### Problem to solve
Write only the number of lines holding the string "Concentration".

↓↓↓

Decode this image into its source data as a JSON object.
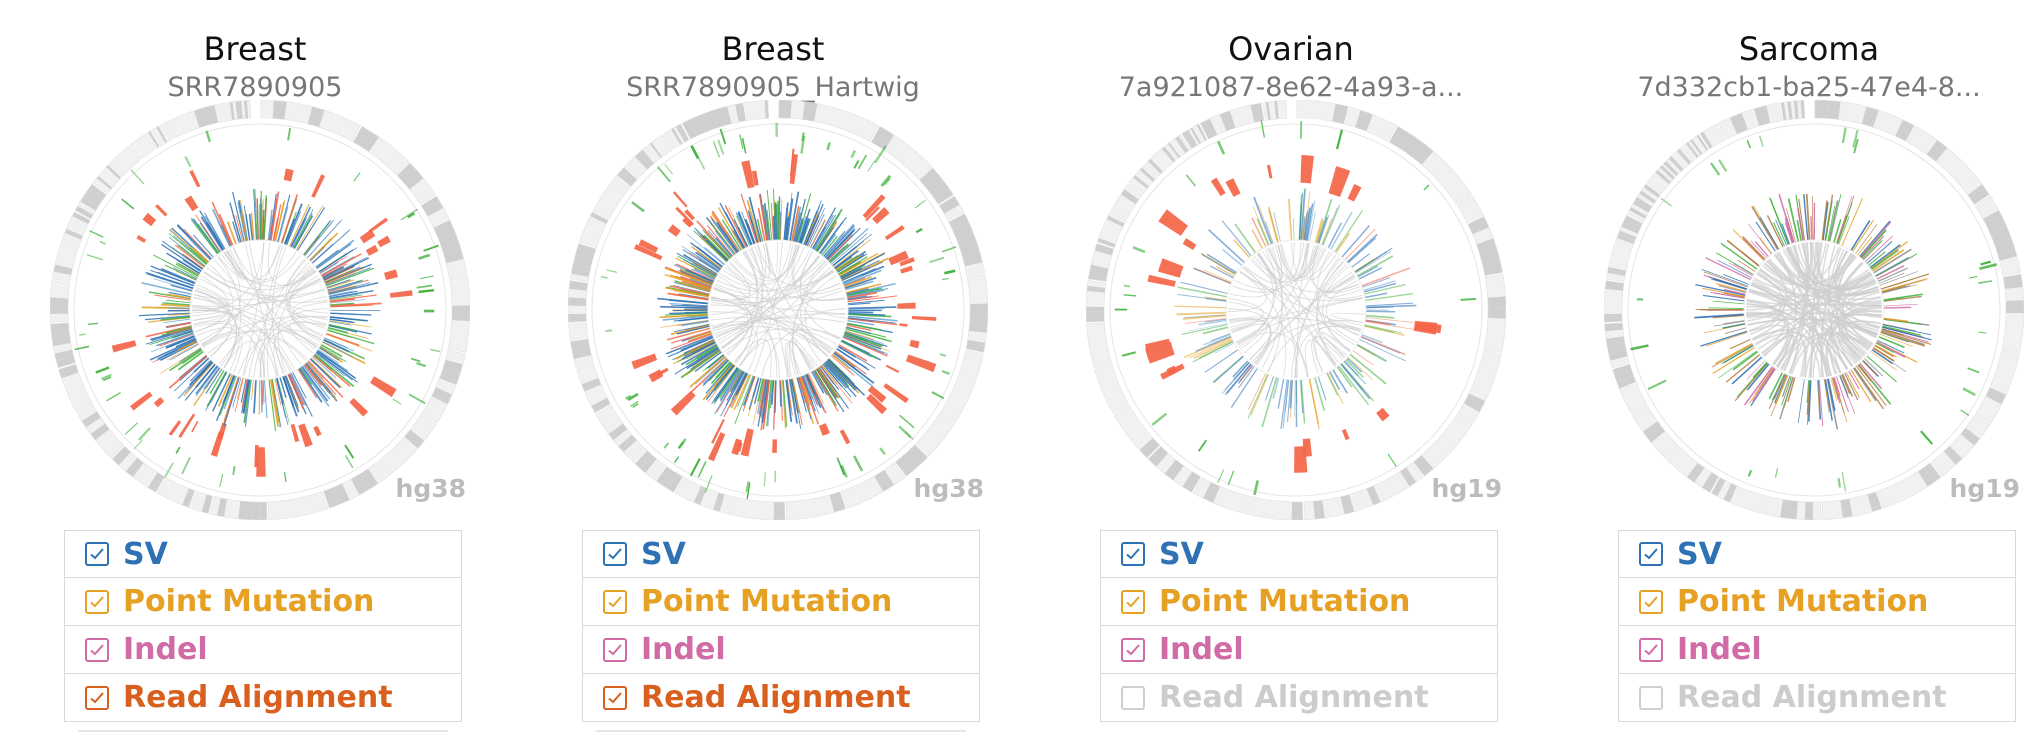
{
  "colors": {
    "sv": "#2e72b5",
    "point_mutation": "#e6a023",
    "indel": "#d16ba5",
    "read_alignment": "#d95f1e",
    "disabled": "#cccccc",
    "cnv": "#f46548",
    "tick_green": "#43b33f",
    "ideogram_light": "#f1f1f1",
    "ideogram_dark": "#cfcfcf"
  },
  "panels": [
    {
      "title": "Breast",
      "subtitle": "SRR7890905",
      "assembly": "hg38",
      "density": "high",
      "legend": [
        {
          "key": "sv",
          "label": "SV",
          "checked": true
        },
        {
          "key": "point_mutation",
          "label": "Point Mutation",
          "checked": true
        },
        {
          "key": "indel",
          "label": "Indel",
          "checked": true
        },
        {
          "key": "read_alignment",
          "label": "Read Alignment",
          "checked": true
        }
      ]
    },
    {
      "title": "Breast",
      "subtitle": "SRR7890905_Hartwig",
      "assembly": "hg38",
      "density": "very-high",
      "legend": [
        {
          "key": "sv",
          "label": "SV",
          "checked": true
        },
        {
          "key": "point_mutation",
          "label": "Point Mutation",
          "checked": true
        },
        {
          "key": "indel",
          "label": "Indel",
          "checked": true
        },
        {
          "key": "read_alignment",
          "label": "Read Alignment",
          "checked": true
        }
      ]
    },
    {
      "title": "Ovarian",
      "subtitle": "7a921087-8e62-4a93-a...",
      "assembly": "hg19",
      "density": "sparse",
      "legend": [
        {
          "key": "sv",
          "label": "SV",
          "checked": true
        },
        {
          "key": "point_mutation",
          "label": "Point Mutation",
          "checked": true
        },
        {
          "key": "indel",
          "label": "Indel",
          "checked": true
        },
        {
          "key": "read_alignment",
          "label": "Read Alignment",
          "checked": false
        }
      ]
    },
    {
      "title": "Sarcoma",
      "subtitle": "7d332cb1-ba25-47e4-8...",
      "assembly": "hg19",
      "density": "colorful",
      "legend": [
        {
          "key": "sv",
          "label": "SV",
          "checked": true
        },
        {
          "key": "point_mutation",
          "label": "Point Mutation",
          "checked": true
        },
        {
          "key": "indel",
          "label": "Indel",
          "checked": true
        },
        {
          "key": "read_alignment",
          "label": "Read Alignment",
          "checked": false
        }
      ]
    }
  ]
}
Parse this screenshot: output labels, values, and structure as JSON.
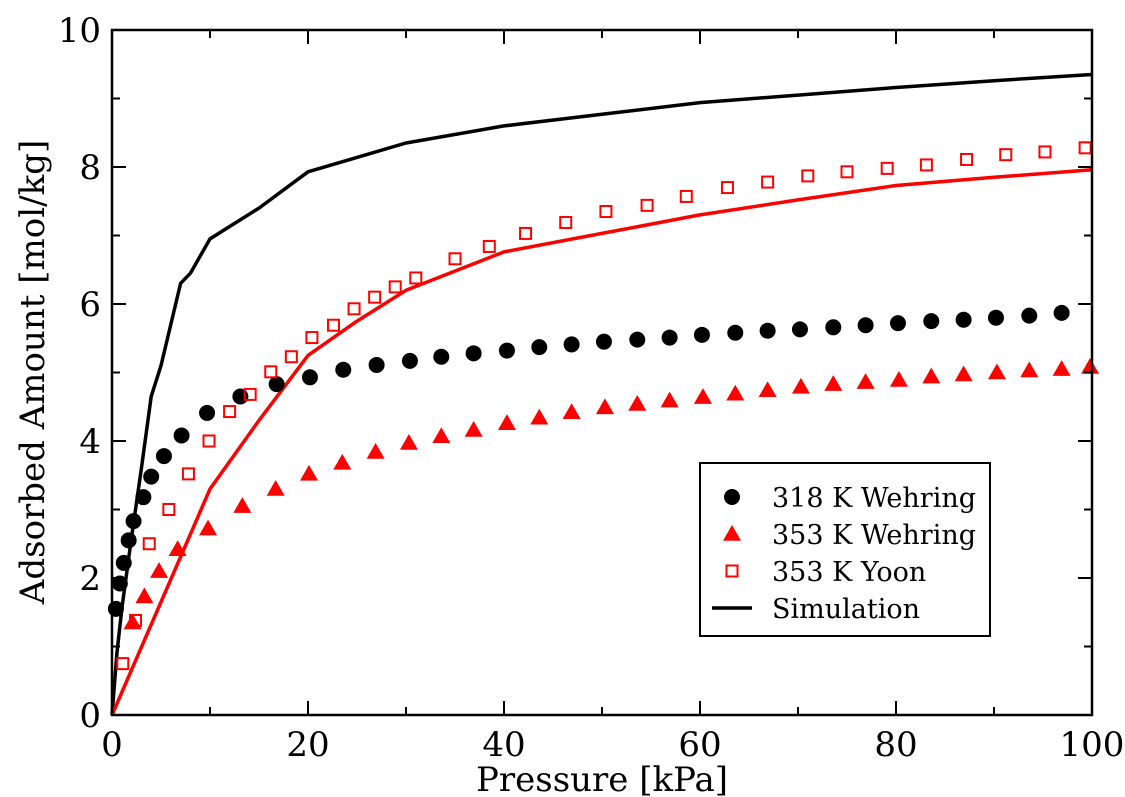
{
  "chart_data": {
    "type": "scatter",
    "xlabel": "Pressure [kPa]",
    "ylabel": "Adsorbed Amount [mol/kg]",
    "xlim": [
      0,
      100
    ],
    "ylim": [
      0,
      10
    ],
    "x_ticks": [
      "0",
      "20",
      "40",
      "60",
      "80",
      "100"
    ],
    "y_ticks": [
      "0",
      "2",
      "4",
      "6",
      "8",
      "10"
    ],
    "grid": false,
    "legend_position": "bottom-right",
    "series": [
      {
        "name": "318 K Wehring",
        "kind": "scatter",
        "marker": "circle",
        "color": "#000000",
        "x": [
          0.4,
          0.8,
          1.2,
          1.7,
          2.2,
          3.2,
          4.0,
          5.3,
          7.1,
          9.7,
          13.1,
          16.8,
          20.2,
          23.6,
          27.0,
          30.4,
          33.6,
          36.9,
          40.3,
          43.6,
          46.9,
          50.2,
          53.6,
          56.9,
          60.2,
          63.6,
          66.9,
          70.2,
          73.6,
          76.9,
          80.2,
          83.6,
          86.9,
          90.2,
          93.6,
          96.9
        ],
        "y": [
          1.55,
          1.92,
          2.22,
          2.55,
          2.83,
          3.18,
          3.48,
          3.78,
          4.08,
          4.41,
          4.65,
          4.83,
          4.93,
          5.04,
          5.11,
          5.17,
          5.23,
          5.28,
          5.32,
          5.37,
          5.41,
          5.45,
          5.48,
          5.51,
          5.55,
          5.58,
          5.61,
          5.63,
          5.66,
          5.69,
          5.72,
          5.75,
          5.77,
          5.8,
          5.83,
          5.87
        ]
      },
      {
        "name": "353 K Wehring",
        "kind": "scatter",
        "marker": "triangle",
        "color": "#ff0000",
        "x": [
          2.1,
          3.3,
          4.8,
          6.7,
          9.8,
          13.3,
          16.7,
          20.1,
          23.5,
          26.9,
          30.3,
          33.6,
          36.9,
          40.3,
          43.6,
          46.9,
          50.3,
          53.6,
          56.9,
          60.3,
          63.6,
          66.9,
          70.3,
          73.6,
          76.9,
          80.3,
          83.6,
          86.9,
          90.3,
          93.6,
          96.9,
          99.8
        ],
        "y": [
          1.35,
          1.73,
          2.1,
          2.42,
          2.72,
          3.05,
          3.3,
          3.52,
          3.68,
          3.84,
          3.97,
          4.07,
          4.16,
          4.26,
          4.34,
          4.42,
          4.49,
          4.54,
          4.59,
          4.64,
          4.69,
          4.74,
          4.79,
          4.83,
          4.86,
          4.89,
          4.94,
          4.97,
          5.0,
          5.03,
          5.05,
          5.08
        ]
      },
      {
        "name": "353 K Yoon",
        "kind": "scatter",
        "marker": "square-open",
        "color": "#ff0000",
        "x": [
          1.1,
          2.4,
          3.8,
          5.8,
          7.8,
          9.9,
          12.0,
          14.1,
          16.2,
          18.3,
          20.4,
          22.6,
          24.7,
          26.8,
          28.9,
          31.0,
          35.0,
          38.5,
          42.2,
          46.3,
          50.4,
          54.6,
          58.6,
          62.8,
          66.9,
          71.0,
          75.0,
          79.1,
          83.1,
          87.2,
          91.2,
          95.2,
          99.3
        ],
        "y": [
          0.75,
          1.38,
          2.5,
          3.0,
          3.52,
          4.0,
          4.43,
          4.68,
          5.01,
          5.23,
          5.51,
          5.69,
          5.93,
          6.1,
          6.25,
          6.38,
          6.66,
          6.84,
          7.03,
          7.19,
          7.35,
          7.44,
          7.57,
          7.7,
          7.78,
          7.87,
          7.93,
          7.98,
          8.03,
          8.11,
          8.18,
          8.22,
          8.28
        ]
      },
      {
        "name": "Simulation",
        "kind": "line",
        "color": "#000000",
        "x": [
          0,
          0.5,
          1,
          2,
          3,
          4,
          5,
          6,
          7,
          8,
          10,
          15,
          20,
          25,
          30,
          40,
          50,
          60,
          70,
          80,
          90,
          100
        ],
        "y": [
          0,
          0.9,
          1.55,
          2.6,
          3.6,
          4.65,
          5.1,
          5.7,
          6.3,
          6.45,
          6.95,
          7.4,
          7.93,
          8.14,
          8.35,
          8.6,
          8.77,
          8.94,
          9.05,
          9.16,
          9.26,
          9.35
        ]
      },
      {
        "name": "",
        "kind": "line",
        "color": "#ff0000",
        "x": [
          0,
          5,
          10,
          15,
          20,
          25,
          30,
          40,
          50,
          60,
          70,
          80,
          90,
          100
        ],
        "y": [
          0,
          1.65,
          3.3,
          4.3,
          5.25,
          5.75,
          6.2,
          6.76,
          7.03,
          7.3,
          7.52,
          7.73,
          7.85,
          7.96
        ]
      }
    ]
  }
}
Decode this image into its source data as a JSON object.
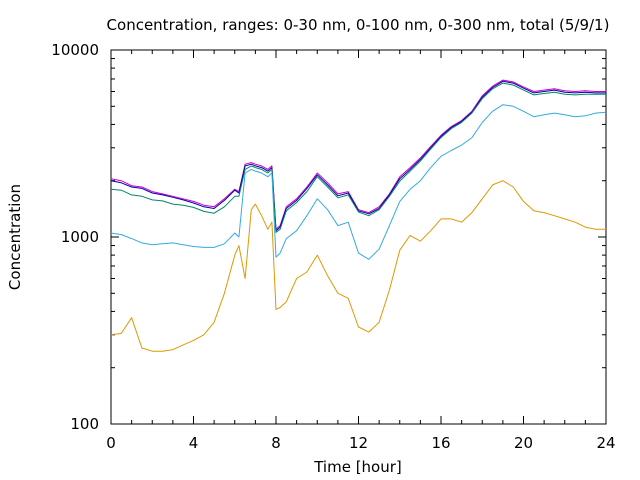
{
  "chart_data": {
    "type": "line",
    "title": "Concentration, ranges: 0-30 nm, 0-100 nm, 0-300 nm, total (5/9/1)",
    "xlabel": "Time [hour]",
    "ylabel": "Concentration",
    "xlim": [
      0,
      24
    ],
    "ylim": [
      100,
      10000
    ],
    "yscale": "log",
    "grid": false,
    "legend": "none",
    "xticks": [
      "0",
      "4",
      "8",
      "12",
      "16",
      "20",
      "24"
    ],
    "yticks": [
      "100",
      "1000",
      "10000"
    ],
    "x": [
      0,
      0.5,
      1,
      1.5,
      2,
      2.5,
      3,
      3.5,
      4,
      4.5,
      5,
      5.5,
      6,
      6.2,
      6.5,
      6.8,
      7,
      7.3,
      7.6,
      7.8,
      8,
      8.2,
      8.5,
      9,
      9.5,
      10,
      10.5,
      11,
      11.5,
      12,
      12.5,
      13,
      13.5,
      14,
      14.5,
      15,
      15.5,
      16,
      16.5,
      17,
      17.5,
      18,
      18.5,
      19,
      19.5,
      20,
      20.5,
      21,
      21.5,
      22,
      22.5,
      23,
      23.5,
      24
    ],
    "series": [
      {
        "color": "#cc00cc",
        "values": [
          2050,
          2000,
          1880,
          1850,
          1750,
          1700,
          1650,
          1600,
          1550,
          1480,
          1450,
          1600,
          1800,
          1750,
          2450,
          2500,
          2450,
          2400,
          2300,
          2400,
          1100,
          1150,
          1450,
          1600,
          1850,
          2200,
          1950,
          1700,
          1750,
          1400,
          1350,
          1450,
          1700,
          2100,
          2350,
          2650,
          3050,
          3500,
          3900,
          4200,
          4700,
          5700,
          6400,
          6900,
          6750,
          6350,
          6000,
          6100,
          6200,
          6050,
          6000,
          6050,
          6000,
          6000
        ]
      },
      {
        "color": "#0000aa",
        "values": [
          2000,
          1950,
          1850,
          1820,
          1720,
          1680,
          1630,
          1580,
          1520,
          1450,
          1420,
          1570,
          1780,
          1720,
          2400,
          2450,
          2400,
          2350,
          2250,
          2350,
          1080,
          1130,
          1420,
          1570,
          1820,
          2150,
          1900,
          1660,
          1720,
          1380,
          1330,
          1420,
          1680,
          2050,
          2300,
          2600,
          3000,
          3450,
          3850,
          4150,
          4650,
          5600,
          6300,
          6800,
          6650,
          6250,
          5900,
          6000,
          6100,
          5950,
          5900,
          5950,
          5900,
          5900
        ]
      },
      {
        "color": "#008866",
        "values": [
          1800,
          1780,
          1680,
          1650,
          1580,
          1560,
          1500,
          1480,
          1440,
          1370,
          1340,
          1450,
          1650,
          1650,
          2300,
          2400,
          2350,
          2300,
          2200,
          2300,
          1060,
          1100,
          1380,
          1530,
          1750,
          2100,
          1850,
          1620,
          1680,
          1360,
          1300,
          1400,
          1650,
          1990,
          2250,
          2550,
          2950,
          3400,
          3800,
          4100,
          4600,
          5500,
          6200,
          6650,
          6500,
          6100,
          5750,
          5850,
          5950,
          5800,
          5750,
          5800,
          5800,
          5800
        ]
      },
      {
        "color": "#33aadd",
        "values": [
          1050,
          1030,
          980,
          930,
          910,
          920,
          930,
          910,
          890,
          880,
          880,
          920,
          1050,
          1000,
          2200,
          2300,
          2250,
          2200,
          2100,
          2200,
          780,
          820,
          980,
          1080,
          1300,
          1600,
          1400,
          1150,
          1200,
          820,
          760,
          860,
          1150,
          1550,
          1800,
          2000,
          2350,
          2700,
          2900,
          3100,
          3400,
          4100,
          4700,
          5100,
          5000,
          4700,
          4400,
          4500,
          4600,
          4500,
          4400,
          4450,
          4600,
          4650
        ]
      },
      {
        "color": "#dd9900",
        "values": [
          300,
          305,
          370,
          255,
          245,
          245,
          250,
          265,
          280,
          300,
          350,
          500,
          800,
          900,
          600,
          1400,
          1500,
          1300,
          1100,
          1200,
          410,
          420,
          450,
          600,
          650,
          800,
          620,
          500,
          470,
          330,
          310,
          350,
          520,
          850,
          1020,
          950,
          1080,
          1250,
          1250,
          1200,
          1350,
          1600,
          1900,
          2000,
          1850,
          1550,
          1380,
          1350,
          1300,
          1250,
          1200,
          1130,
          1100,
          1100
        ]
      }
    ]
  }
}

↑↑↑

### Response below
2